━━━ PROVIDED ENTRIES

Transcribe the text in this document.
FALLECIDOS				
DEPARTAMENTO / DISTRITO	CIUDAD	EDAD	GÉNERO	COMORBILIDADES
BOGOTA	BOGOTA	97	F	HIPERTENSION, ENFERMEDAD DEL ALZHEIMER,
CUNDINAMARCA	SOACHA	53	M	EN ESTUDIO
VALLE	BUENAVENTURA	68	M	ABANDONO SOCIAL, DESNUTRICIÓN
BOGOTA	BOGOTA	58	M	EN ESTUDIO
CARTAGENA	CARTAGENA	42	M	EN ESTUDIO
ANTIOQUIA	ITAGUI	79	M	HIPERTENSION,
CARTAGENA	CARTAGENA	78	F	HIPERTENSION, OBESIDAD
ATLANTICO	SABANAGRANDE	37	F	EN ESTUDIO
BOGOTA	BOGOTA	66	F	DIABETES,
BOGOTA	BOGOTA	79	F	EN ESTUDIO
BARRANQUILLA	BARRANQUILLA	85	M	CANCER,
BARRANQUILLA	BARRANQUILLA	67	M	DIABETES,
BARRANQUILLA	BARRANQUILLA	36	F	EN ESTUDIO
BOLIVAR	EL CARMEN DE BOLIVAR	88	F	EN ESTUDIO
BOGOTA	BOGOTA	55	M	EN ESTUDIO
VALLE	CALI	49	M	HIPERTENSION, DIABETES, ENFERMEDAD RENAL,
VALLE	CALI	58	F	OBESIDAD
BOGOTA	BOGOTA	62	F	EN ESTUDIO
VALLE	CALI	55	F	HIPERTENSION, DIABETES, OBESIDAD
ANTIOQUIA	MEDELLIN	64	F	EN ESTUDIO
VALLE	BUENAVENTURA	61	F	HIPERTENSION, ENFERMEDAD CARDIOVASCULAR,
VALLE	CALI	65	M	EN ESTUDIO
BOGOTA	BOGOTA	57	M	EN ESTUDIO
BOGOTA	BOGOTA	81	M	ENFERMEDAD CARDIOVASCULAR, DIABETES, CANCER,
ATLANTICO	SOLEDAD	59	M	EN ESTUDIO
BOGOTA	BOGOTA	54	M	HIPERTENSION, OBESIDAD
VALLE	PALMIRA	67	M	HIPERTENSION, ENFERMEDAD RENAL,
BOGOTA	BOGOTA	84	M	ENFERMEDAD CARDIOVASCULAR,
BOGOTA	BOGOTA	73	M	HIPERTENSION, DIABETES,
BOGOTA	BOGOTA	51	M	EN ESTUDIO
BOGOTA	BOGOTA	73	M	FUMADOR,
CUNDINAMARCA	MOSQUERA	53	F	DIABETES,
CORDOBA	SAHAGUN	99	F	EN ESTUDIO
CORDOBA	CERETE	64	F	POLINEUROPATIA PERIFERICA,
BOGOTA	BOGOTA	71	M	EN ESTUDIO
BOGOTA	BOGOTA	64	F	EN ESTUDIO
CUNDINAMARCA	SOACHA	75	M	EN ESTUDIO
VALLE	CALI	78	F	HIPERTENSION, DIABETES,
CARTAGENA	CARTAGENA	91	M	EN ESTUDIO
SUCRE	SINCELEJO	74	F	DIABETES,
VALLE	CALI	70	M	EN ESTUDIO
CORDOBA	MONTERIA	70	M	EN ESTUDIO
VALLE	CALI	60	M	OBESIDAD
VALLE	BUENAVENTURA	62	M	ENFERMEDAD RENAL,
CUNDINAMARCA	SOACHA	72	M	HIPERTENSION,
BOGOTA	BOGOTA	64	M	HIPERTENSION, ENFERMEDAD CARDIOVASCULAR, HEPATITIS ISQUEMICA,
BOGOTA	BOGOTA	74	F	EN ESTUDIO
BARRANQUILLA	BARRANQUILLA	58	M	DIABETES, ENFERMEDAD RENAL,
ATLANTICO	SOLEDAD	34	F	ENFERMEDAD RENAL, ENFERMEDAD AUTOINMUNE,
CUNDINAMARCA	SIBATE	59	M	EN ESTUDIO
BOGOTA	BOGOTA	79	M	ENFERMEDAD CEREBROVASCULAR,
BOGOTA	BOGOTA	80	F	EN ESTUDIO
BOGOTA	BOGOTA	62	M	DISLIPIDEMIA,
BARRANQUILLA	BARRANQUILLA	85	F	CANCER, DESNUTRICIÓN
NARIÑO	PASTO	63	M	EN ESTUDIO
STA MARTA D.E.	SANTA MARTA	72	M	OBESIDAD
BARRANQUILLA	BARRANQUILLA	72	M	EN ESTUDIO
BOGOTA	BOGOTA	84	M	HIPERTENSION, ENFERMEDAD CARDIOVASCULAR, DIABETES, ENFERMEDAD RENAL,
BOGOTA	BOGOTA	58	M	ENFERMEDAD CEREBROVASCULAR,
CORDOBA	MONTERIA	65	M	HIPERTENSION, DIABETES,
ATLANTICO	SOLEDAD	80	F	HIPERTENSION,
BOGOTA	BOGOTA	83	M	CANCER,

━━━━━━
━━━ PROVIDED ENTRIES

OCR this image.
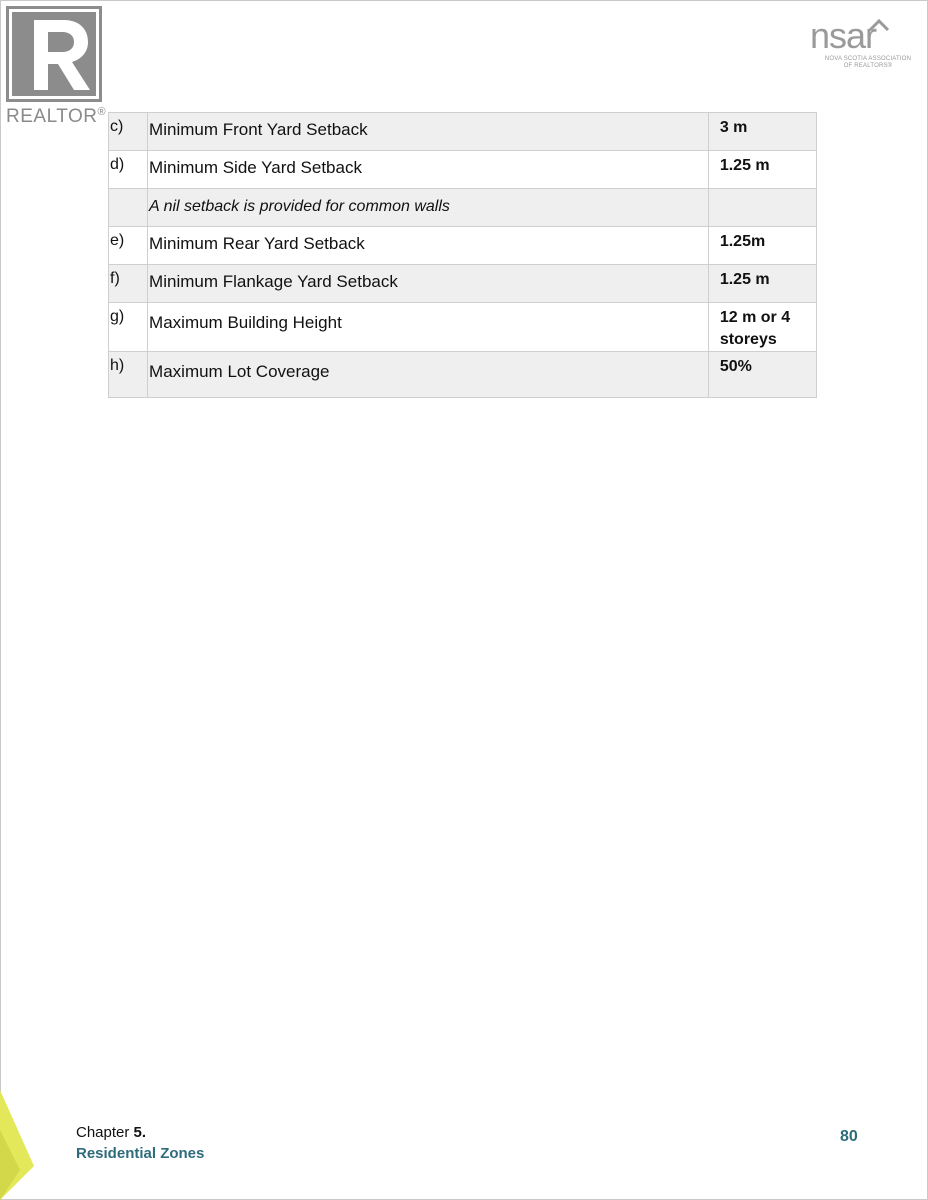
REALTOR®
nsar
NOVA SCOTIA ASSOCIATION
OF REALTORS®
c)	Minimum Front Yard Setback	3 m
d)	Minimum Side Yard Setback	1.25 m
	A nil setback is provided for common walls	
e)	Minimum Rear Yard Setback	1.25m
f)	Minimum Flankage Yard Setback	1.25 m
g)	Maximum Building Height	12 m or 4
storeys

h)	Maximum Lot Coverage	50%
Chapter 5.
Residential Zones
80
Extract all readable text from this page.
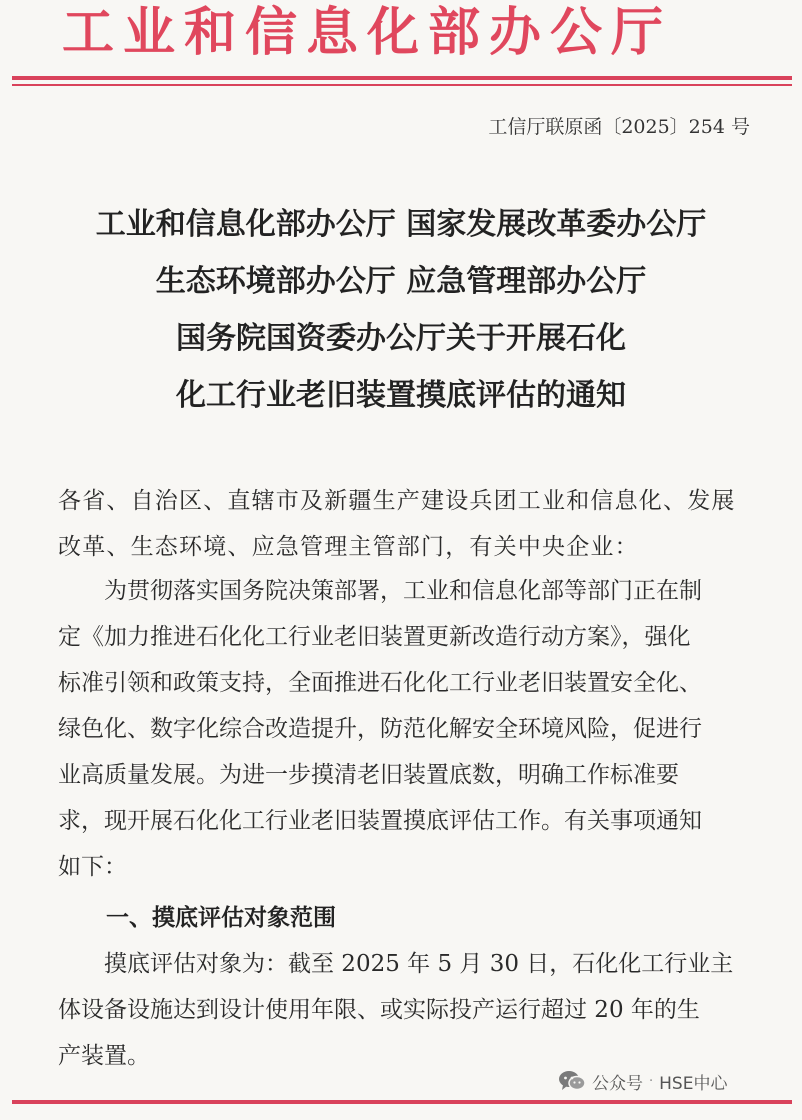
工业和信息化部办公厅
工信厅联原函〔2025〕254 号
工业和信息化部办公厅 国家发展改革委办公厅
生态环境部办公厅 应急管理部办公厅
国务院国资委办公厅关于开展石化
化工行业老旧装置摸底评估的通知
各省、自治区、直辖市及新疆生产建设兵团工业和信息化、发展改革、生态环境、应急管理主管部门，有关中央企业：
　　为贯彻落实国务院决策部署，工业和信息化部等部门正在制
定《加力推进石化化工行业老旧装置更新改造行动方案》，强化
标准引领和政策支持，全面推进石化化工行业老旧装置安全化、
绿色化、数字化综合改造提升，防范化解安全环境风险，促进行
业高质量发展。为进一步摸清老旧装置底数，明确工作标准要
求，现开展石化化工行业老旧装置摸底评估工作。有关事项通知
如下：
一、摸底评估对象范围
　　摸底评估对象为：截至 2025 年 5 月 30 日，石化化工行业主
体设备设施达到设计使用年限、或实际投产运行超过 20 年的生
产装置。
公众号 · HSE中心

━━━━━━
━━━ PROVIDED ENTRIES

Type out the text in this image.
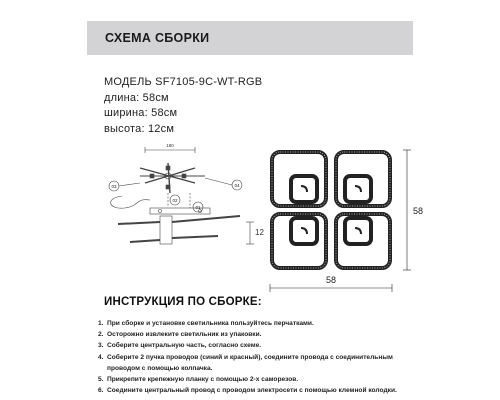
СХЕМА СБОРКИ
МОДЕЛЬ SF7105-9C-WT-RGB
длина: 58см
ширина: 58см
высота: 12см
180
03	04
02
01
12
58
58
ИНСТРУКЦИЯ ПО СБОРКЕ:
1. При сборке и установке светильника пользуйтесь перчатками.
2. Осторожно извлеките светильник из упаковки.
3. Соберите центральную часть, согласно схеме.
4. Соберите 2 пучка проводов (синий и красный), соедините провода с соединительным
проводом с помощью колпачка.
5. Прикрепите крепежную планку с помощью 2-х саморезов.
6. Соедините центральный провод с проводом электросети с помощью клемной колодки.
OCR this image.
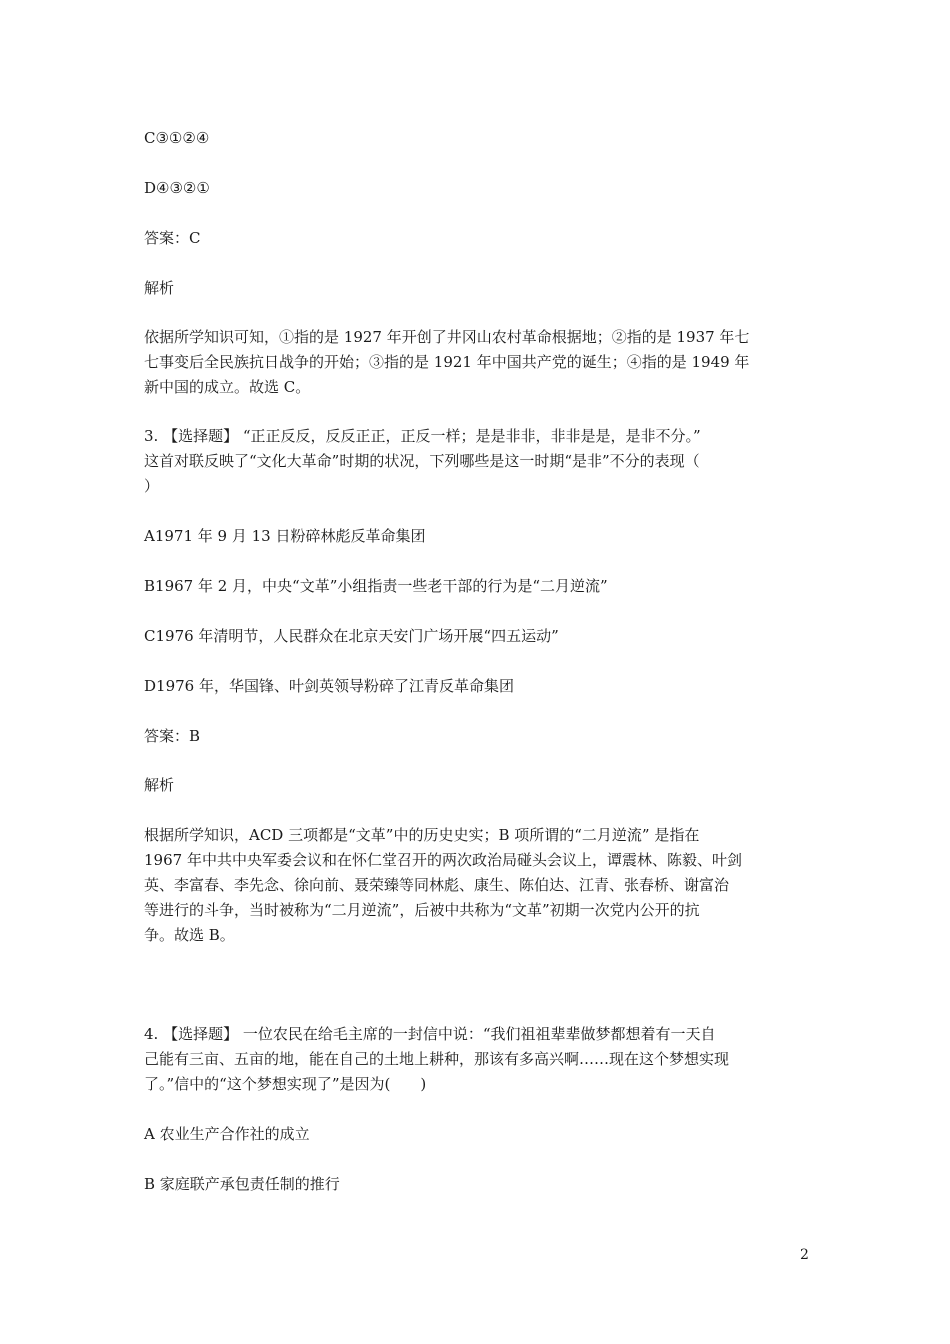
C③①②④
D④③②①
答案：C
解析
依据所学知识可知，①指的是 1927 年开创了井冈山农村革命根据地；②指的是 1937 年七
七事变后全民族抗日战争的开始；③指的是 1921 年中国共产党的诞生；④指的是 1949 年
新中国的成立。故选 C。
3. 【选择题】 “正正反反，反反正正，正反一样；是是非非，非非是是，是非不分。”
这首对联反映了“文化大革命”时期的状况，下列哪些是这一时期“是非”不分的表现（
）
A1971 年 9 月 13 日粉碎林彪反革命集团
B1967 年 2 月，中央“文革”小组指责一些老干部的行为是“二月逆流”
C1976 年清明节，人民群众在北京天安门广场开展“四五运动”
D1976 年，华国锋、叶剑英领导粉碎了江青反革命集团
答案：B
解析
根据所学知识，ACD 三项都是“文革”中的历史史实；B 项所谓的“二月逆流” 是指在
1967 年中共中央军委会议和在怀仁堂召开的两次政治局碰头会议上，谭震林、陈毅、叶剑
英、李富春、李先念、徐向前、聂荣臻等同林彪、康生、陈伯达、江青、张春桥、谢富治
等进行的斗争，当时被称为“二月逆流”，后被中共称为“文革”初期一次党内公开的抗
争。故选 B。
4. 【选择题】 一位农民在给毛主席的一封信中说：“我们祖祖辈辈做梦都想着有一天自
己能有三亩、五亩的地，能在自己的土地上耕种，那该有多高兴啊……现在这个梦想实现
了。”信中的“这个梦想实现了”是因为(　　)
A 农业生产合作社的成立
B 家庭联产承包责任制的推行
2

━━━━━━

- WRITTEN EXERCISE
In the entries above, find each line with the string "二月逆流" and copy it.

- SOLUTION TO THIS TASK
B1967 年 2 月，中央“文革”小组指责一些老干部的行为是“二月逆流”
根据所学知识，ACD 三项都是“文革”中的历史史实；B 项所谓的“二月逆流” 是指在
等进行的斗争，当时被称为“二月逆流”，后被中共称为“文革”初期一次党内公开的抗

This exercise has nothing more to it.